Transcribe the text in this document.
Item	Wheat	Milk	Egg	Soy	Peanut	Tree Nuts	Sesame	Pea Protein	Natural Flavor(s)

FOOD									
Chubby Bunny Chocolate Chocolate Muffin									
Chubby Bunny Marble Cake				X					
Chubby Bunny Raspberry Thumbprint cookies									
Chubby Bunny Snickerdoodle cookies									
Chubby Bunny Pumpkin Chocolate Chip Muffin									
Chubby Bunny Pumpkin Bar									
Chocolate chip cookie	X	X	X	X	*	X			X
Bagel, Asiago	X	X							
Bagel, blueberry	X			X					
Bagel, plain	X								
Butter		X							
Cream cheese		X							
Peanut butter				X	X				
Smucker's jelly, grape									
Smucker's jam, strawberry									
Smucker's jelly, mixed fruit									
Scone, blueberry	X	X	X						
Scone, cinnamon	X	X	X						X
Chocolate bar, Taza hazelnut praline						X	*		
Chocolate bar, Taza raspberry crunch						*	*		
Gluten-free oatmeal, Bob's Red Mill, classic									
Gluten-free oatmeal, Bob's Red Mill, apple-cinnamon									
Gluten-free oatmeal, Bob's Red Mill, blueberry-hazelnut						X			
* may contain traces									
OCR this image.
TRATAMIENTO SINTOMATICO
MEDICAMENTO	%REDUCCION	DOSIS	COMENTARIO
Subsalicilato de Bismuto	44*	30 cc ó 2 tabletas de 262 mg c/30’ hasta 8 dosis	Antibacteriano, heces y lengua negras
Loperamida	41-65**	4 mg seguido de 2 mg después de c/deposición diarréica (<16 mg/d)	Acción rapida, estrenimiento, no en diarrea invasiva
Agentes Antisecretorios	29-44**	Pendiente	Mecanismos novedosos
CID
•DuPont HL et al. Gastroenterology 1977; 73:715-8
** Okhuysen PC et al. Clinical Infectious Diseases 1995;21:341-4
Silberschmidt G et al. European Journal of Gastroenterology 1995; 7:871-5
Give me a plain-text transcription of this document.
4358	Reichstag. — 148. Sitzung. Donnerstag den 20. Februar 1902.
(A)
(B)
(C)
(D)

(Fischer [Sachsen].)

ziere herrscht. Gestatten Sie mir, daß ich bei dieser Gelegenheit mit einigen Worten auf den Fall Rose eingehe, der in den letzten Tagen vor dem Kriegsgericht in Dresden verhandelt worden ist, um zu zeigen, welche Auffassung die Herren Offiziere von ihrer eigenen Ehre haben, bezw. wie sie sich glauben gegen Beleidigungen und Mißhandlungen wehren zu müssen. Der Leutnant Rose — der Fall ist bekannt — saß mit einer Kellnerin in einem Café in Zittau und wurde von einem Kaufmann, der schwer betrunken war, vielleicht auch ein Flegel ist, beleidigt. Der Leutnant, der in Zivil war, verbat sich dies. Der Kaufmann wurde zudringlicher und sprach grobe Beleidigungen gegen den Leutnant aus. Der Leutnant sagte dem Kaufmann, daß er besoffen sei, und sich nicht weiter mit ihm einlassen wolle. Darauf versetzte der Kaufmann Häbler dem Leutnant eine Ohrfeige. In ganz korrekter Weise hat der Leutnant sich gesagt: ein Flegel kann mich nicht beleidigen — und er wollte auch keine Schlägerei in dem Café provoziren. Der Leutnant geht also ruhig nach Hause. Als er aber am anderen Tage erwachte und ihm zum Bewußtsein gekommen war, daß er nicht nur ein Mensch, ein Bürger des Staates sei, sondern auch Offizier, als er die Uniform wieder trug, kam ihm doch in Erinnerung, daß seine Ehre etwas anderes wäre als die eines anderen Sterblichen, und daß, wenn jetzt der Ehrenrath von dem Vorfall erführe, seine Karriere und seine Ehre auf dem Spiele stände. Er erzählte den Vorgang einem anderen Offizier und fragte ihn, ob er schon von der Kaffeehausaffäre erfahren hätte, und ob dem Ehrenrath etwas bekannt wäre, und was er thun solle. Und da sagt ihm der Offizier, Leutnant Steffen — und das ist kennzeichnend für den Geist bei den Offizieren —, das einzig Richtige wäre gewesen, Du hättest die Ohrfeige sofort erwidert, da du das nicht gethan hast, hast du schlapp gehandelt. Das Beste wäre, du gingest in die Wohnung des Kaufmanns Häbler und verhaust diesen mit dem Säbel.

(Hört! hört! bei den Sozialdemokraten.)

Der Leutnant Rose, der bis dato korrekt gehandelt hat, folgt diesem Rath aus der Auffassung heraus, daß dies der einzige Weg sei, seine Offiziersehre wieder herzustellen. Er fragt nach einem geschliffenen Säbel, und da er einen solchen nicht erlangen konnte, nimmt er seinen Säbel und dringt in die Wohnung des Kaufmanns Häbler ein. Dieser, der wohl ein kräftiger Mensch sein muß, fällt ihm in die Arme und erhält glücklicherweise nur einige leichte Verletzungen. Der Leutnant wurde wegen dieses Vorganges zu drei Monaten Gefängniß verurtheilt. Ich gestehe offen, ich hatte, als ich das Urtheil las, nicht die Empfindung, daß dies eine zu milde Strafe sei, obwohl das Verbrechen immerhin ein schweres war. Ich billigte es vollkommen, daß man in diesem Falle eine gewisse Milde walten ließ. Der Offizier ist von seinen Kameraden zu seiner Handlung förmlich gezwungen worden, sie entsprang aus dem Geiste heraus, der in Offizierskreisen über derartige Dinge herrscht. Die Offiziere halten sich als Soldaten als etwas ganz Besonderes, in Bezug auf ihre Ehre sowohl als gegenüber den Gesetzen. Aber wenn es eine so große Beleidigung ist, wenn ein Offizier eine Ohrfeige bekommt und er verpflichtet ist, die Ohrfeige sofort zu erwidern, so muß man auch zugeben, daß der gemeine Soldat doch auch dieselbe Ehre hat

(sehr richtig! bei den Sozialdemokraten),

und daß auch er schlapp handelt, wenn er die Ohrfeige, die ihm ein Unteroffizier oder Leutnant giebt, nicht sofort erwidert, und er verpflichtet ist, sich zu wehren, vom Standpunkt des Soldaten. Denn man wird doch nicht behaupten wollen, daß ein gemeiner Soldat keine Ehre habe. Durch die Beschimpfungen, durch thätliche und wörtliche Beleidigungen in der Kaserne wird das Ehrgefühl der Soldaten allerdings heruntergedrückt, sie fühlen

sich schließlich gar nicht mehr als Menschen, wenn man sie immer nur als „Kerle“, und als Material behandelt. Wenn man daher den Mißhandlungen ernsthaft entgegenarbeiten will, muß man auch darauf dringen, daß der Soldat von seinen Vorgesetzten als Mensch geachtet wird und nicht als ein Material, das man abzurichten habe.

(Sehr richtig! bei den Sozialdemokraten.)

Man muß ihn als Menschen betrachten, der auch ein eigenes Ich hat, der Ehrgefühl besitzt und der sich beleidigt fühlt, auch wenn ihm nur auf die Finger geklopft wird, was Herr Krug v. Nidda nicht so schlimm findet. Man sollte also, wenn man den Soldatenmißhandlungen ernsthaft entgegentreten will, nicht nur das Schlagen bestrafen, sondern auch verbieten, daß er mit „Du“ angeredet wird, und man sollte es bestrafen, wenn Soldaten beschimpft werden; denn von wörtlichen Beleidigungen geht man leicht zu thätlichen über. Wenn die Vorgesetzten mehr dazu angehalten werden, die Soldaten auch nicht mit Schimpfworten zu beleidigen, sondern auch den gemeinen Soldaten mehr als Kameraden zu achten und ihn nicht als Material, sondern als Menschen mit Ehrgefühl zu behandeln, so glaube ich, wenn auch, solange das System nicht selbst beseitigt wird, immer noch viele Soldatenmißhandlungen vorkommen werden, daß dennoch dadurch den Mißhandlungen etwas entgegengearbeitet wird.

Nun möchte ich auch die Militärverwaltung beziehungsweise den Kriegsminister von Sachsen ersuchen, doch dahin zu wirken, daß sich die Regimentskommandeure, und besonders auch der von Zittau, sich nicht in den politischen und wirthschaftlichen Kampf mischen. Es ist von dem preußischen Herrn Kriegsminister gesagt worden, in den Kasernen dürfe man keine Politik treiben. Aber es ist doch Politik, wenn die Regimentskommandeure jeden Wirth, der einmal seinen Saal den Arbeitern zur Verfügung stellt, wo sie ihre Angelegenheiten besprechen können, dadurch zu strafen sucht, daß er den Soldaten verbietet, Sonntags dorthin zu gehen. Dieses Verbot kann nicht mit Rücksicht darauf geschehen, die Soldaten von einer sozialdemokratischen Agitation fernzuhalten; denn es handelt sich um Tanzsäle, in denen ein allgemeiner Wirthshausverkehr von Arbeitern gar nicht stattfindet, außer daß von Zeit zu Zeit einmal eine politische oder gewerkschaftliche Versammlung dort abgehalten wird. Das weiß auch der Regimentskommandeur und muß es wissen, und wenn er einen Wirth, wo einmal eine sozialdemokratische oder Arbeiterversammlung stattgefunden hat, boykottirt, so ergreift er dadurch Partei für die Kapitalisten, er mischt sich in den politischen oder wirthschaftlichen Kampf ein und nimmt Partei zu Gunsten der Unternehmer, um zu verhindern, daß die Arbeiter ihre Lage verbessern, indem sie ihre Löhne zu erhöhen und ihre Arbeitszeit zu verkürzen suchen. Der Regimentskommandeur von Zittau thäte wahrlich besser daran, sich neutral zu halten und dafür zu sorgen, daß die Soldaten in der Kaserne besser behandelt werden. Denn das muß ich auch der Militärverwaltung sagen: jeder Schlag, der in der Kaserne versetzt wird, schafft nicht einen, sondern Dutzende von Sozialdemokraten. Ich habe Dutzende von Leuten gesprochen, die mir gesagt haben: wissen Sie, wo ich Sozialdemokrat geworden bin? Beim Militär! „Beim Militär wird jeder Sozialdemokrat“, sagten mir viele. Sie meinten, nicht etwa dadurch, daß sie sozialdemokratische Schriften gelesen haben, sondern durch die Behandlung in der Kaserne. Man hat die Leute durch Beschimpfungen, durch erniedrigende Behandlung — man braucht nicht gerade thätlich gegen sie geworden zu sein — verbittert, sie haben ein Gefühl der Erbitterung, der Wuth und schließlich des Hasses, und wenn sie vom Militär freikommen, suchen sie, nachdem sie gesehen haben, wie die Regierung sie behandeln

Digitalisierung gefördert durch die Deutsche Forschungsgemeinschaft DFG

....................

» WHAT YOU HAVE TO DO: Each line in the records that carries "text" must be copied out.

» WRITTEN RESPONSE:
Transcribe the text in this document.
Give me a plain-text transcription of this document.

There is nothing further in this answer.